§ DO THIS
Count how many lines contain the word "screenshot". Respond with the number alone.

§ §

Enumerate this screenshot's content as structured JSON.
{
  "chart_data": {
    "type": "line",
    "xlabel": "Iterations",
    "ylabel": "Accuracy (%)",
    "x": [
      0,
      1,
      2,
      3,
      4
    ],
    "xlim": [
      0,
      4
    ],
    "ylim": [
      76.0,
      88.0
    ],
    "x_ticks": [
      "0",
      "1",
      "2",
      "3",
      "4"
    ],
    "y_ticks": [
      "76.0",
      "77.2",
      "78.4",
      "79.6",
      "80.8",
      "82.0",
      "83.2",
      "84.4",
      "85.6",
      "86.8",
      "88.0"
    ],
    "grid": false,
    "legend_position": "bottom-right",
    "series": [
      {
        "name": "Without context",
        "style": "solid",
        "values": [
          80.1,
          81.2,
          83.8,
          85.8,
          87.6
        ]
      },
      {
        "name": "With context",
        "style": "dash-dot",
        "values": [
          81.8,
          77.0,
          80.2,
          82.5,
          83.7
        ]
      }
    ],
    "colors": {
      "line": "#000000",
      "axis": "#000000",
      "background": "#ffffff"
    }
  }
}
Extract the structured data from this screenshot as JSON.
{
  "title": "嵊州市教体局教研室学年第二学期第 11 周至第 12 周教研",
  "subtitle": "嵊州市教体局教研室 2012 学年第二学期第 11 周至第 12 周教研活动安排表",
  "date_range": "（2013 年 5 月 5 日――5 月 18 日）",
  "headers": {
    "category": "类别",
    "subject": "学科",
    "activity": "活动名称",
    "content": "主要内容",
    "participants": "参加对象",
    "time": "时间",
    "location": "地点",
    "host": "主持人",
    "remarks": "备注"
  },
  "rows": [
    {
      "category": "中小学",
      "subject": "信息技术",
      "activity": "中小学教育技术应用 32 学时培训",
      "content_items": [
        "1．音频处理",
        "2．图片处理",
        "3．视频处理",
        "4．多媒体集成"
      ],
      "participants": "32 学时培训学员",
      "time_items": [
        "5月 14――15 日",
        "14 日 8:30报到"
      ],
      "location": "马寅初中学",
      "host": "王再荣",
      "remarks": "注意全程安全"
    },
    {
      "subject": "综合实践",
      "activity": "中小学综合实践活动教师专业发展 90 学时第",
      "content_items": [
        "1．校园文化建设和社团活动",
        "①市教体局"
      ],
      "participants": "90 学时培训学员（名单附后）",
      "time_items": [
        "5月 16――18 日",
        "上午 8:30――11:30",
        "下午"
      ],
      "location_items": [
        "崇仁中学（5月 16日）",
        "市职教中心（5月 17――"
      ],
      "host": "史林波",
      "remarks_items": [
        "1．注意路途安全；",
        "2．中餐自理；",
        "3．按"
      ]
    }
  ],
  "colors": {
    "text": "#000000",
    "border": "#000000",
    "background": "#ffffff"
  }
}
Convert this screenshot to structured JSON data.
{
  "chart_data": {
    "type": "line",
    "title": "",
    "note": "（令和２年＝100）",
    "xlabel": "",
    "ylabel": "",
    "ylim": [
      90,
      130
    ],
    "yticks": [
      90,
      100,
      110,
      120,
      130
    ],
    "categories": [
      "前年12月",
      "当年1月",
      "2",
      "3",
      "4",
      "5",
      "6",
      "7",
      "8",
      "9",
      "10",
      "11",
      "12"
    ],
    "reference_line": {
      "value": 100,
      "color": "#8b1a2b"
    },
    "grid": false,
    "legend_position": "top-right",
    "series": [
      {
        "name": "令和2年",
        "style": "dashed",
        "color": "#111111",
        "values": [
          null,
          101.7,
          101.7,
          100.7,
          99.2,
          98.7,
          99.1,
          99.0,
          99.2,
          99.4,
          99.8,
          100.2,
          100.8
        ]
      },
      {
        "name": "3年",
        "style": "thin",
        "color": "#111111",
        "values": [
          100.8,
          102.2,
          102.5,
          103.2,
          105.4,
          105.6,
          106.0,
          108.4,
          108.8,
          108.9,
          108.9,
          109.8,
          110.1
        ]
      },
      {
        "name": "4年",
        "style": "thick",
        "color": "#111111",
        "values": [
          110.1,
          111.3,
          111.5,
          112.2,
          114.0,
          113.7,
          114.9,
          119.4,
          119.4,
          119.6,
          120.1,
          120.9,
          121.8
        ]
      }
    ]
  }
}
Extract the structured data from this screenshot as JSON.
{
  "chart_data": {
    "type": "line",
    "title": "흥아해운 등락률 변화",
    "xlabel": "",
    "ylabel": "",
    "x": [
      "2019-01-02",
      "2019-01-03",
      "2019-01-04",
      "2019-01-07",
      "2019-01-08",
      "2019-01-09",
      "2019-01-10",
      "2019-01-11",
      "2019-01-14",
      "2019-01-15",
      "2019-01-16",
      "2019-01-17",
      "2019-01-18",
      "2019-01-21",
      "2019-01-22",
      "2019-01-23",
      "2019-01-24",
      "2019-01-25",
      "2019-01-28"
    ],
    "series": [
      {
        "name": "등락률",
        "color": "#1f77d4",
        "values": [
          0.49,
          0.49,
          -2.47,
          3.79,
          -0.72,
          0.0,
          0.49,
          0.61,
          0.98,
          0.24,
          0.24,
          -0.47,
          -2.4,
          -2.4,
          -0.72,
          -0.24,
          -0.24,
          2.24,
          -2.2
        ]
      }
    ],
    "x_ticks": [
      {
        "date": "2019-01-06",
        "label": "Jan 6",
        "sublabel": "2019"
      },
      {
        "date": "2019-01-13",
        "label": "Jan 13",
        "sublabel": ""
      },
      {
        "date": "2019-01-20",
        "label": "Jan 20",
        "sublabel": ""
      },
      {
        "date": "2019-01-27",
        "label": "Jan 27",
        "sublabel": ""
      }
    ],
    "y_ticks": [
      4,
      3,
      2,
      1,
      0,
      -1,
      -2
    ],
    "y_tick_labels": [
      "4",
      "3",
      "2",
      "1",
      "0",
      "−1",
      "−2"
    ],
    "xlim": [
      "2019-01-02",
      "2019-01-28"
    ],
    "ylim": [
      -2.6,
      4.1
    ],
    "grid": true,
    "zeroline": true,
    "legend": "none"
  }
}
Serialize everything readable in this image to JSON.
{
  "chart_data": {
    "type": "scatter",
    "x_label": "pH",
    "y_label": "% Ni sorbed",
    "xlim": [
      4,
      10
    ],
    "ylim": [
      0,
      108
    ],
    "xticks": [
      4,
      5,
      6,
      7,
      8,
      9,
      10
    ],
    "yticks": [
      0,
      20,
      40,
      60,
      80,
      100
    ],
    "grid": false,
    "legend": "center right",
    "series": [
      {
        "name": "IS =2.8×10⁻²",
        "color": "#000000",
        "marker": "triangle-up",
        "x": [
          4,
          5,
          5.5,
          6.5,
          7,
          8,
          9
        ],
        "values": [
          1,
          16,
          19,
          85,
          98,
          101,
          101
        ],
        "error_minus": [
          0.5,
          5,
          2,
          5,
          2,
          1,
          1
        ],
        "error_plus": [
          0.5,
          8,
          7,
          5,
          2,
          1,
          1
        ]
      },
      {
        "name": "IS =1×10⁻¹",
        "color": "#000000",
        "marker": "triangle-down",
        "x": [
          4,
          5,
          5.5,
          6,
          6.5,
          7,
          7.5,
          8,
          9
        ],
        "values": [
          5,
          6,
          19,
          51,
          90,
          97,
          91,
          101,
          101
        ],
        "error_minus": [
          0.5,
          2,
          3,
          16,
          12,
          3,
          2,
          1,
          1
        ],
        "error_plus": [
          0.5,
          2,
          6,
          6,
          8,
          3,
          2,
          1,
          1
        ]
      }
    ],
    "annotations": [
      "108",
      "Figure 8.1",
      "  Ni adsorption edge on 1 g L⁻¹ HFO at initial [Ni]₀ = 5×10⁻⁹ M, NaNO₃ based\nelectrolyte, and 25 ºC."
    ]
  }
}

§ §

§ ANSWER TO THIS EXERCISE
4